* **EXTRAIT CHOISI**:
Peut-on nourrir 71 millions d’habitants en 2050 avec les terres de France métropolitaine? Et ce, tout en améliorant la fertilité des sols, la qualité des eaux, la biodiversité et le climat – et en produisant matériaux et énergie ? Le bureau d’études Solagro montre que le défi peut être relevé. Condition : s’engager dans la transition… dans nos assiettes.
Les fèves, c’est sexy. Ou du moins ça le deviendra, si on veut nourrir 71 millions de Français -8 millions de plus qu’aujourd’hui – en 2050, de façon soutenable. C’est-à-dire sans nuire à l’environnement et la santé. Car le scénario de Solagro, un bureau d’études associatif, fonctionne uniquement si l’on change le contenu de notre assiette. En quantité, mais aussi en qualité. «Le Français moyen mange trop de calories globalement, ainsi que trop de protéines et trop de sucres simples», affirme Philippe Pointereau, directeur du pôle agro-environnement de Solagro, lors du festival de la transition de Cluny en mai dernier. Par « trop », entendez « trop par rapport à nos besoins».

* **CONSIGNE**: Recopiez mot pour mot tout le passage du texte sur l'alimentation des Français en 2050, depuis « Peut-on nourrir 71 » jusqu'à « dans nos assiettes. ». Les enregistrements qui suivent forment un matériau à part.

[Extrait d'un fichier de données]
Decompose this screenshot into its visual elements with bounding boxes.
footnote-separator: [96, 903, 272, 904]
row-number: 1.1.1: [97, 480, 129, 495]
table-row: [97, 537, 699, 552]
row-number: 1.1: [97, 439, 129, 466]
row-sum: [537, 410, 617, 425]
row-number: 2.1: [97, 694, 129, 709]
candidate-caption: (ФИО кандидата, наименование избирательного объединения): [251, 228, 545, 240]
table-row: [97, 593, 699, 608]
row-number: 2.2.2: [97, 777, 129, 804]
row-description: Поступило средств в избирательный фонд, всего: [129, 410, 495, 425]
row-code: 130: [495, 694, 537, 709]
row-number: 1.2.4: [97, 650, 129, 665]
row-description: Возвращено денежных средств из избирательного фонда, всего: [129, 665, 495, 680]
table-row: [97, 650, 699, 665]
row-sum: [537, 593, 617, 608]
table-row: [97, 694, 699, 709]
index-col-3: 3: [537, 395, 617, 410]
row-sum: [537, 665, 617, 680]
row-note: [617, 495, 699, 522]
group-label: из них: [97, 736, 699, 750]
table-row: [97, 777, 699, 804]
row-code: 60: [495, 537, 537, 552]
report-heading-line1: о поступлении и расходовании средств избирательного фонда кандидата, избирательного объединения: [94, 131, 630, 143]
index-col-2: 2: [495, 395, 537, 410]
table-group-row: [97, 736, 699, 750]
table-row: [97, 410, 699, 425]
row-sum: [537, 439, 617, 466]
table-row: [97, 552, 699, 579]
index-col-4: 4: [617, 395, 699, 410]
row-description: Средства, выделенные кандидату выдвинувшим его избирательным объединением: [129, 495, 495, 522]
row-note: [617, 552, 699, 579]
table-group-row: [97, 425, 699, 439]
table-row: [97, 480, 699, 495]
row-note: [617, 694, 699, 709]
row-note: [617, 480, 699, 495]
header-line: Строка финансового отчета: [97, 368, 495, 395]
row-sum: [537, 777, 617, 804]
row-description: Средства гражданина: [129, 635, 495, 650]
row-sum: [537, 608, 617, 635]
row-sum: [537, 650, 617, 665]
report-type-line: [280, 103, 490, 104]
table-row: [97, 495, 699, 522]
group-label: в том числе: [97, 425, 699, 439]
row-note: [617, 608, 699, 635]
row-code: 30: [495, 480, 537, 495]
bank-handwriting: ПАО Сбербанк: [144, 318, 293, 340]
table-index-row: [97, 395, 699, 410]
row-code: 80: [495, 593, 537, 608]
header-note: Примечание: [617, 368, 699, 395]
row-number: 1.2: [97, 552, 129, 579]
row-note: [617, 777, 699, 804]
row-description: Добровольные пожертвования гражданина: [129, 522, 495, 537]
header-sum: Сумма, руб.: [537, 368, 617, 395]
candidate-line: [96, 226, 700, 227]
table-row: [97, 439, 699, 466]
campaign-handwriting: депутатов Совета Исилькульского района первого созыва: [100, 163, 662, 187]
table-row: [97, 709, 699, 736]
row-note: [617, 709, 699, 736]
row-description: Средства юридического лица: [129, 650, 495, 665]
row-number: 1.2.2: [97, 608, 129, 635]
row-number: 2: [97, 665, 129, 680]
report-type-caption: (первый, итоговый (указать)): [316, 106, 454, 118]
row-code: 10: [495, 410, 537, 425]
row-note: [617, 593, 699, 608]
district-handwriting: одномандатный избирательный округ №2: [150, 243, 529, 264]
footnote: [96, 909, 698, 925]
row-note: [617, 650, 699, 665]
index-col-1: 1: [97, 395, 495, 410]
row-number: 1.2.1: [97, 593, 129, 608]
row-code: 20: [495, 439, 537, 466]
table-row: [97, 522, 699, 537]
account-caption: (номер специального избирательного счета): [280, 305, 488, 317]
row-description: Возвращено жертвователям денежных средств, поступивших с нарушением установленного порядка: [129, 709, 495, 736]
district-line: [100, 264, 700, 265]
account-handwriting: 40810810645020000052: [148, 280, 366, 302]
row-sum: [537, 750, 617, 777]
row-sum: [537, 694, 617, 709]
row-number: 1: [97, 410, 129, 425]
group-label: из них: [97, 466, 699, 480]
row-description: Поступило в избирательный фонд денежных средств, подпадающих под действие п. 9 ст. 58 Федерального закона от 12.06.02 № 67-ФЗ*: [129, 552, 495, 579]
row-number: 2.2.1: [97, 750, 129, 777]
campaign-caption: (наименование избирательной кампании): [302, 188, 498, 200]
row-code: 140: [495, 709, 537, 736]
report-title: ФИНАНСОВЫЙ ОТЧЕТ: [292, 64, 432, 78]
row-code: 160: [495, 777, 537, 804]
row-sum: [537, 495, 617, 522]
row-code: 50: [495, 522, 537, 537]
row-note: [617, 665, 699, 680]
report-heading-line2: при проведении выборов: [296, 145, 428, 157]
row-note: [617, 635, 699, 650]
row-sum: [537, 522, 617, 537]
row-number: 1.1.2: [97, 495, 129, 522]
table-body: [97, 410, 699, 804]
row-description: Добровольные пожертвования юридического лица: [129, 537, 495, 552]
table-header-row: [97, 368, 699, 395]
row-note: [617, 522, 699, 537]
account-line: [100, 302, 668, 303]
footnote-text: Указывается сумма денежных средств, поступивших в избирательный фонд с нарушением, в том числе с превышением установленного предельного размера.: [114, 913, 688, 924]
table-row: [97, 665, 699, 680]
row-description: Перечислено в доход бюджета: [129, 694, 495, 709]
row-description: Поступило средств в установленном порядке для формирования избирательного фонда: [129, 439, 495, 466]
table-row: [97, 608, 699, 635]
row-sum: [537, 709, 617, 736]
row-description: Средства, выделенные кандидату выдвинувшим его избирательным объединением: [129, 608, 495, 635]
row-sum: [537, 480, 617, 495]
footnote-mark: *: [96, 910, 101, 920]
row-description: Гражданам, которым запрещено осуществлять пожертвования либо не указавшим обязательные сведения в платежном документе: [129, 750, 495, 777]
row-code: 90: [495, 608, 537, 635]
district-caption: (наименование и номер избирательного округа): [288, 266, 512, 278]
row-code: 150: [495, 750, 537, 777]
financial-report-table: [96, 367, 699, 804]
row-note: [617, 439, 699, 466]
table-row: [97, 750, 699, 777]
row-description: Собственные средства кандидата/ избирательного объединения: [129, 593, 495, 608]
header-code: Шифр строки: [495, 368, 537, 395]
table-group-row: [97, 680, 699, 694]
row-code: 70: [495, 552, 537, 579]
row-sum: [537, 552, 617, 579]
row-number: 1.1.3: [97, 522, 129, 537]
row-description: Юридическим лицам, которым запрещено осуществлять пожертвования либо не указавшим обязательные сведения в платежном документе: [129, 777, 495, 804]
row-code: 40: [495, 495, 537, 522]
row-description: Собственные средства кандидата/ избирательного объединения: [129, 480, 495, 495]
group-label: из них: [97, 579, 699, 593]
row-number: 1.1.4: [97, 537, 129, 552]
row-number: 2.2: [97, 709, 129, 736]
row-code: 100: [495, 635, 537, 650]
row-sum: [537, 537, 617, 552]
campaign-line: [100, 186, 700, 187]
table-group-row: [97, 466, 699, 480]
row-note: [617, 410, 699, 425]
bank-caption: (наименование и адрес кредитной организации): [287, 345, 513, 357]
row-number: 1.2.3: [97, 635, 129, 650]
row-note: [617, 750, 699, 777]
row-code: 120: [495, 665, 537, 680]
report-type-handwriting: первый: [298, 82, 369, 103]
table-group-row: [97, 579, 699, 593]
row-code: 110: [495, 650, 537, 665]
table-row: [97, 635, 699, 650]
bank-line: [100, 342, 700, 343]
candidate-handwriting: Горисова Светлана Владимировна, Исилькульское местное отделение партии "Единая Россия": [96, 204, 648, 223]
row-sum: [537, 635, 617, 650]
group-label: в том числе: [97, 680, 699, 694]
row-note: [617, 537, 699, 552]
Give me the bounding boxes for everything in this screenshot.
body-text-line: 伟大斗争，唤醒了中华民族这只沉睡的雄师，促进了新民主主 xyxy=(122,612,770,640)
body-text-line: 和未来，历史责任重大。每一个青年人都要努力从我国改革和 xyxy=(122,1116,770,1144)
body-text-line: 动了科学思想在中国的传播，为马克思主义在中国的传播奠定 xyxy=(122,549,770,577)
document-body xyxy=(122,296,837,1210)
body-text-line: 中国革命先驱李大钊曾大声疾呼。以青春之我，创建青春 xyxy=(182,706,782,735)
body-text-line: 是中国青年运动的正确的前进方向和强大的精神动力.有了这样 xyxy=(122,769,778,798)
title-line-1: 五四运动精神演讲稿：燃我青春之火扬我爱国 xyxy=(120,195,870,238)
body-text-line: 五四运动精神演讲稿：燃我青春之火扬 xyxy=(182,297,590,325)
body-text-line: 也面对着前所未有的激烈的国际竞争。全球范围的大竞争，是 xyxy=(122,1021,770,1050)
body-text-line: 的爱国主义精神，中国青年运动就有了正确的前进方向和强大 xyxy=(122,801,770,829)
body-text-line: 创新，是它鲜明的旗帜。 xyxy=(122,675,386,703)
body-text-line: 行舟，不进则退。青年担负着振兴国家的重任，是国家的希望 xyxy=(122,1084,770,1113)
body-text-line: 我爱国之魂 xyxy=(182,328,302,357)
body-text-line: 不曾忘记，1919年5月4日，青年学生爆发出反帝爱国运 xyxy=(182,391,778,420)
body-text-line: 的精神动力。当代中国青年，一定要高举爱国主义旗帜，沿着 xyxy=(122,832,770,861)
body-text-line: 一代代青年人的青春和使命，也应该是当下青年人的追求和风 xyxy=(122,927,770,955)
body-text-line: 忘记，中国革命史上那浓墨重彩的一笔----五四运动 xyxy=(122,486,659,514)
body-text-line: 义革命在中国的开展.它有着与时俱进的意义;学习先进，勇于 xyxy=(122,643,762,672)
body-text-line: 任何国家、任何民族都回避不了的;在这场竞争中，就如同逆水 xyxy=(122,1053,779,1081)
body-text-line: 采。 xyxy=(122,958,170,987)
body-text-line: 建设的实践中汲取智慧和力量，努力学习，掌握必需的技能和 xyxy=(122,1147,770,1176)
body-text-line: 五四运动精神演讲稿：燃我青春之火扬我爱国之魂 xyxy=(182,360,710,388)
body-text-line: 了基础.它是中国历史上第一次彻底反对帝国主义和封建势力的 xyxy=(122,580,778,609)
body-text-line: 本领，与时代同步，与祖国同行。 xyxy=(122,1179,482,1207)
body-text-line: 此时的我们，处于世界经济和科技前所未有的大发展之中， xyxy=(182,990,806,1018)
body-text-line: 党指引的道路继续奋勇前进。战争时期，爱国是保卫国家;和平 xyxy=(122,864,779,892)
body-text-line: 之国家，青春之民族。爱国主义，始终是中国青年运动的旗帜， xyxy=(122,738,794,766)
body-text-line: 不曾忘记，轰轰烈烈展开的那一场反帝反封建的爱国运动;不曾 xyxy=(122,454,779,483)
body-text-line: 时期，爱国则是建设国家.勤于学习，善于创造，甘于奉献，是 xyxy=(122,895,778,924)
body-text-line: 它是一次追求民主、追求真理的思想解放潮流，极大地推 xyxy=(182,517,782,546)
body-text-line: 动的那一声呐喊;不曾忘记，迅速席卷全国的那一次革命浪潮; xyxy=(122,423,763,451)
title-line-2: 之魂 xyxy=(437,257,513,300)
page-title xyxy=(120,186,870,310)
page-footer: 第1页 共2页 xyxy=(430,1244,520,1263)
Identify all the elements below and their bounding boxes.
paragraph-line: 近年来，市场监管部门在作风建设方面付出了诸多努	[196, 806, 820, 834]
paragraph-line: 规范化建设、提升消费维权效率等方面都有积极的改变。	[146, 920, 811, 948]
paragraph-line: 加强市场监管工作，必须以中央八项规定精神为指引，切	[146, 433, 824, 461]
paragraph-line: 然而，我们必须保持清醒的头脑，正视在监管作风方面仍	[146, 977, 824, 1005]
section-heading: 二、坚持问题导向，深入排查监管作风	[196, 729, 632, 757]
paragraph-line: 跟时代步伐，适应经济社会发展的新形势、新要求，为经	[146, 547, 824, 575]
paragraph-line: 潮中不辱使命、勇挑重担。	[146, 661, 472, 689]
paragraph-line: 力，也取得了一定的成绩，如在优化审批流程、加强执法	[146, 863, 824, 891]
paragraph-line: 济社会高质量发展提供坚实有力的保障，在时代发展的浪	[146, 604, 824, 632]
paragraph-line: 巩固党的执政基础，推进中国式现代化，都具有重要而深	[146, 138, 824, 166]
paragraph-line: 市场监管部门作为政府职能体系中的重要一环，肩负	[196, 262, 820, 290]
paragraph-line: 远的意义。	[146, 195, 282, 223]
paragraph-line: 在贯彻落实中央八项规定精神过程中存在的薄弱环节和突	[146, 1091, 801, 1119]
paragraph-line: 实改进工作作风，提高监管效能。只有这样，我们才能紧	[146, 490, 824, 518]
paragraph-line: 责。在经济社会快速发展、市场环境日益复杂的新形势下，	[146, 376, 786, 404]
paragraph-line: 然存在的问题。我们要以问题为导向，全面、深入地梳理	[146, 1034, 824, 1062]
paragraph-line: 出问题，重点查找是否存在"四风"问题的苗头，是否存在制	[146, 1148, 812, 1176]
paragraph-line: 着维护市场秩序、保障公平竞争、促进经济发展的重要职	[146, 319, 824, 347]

* **RÉPONSE ATTENDUE**:
Peut-on nourrir 71 millions d’habitants en 2050 avec les terres de France métropolitaine? Et ce, tout en améliorant la fertilité des sols, la qualité des eaux, la biodiversité et le climat – et en produisant matériaux et énergie ? Le bureau d’études Solagro montre que le défi peut être relevé. Condition : s’engager dans la transition… dans nos assiettes.